[Figure contents as structured data]
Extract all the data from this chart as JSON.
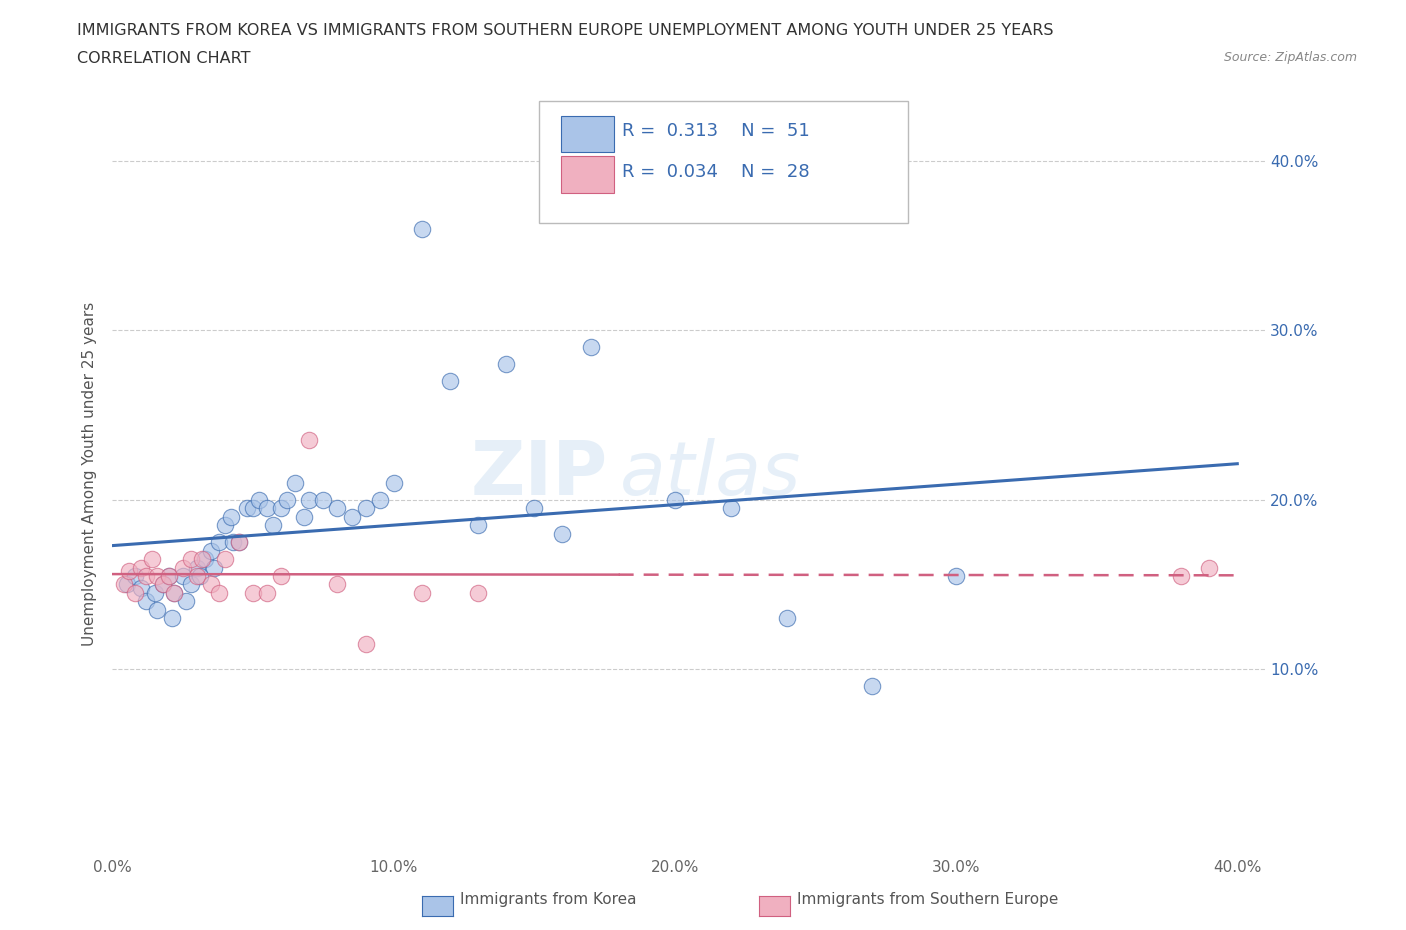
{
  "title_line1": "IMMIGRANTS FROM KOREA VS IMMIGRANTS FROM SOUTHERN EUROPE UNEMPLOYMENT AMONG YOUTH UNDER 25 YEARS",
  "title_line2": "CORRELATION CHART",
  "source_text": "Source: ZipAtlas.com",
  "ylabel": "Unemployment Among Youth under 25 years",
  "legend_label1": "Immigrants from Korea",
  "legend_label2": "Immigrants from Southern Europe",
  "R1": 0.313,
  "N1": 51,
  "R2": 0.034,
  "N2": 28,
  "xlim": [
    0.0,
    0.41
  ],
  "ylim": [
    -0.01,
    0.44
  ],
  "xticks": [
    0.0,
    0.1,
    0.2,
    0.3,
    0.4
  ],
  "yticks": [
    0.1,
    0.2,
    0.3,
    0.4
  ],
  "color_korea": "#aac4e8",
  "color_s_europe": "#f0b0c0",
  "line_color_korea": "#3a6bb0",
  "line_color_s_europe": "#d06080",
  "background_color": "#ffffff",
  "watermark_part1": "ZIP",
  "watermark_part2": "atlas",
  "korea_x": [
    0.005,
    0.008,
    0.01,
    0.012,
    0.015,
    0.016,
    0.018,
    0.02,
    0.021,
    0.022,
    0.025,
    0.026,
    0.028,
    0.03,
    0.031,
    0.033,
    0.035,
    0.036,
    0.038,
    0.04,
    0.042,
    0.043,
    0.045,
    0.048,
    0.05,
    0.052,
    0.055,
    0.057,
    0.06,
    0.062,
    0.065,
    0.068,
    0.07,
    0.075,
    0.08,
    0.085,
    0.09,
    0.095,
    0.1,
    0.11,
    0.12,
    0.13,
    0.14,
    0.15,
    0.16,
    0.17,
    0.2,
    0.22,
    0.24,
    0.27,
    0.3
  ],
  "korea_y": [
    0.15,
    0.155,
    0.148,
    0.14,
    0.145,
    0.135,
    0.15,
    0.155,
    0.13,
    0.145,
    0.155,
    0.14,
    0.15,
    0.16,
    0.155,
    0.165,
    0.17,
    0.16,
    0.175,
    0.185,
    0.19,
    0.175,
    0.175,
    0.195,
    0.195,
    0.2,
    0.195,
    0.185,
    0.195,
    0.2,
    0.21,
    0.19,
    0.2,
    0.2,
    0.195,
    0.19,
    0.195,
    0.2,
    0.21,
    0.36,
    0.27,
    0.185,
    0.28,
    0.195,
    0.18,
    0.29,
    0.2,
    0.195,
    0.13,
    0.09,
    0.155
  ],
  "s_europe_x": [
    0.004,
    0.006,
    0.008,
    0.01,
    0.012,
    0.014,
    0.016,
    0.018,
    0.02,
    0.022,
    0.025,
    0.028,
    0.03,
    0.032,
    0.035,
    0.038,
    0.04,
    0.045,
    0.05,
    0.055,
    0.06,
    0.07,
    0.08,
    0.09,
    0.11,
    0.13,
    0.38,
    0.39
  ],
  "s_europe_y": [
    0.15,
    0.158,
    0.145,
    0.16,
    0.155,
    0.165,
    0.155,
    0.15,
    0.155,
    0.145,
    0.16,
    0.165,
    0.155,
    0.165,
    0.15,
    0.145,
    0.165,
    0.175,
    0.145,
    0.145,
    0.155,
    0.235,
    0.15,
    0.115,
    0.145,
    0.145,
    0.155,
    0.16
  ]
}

_THE TASK_.
Reproduce the listing word for word and omit its pictures.

_SOLVED PROBLEM_.
Extract all the data from this chart as JSON.
{
  "title_line1": "IMMIGRANTS FROM KOREA VS IMMIGRANTS FROM SOUTHERN EUROPE UNEMPLOYMENT AMONG YOUTH UNDER 25 YEARS",
  "title_line2": "CORRELATION CHART",
  "source_text": "Source: ZipAtlas.com",
  "ylabel": "Unemployment Among Youth under 25 years",
  "legend_label1": "Immigrants from Korea",
  "legend_label2": "Immigrants from Southern Europe",
  "R1": 0.313,
  "N1": 51,
  "R2": 0.034,
  "N2": 28,
  "xlim": [
    0.0,
    0.41
  ],
  "ylim": [
    -0.01,
    0.44
  ],
  "xticks": [
    0.0,
    0.1,
    0.2,
    0.3,
    0.4
  ],
  "yticks": [
    0.1,
    0.2,
    0.3,
    0.4
  ],
  "color_korea": "#aac4e8",
  "color_s_europe": "#f0b0c0",
  "line_color_korea": "#3a6bb0",
  "line_color_s_europe": "#d06080",
  "background_color": "#ffffff",
  "watermark_part1": "ZIP",
  "watermark_part2": "atlas",
  "korea_x": [
    0.005,
    0.008,
    0.01,
    0.012,
    0.015,
    0.016,
    0.018,
    0.02,
    0.021,
    0.022,
    0.025,
    0.026,
    0.028,
    0.03,
    0.031,
    0.033,
    0.035,
    0.036,
    0.038,
    0.04,
    0.042,
    0.043,
    0.045,
    0.048,
    0.05,
    0.052,
    0.055,
    0.057,
    0.06,
    0.062,
    0.065,
    0.068,
    0.07,
    0.075,
    0.08,
    0.085,
    0.09,
    0.095,
    0.1,
    0.11,
    0.12,
    0.13,
    0.14,
    0.15,
    0.16,
    0.17,
    0.2,
    0.22,
    0.24,
    0.27,
    0.3
  ],
  "korea_y": [
    0.15,
    0.155,
    0.148,
    0.14,
    0.145,
    0.135,
    0.15,
    0.155,
    0.13,
    0.145,
    0.155,
    0.14,
    0.15,
    0.16,
    0.155,
    0.165,
    0.17,
    0.16,
    0.175,
    0.185,
    0.19,
    0.175,
    0.175,
    0.195,
    0.195,
    0.2,
    0.195,
    0.185,
    0.195,
    0.2,
    0.21,
    0.19,
    0.2,
    0.2,
    0.195,
    0.19,
    0.195,
    0.2,
    0.21,
    0.36,
    0.27,
    0.185,
    0.28,
    0.195,
    0.18,
    0.29,
    0.2,
    0.195,
    0.13,
    0.09,
    0.155
  ],
  "s_europe_x": [
    0.004,
    0.006,
    0.008,
    0.01,
    0.012,
    0.014,
    0.016,
    0.018,
    0.02,
    0.022,
    0.025,
    0.028,
    0.03,
    0.032,
    0.035,
    0.038,
    0.04,
    0.045,
    0.05,
    0.055,
    0.06,
    0.07,
    0.08,
    0.09,
    0.11,
    0.13,
    0.38,
    0.39
  ],
  "s_europe_y": [
    0.15,
    0.158,
    0.145,
    0.16,
    0.155,
    0.165,
    0.155,
    0.15,
    0.155,
    0.145,
    0.16,
    0.165,
    0.155,
    0.165,
    0.15,
    0.145,
    0.165,
    0.175,
    0.145,
    0.145,
    0.155,
    0.235,
    0.15,
    0.115,
    0.145,
    0.145,
    0.155,
    0.16
  ]
}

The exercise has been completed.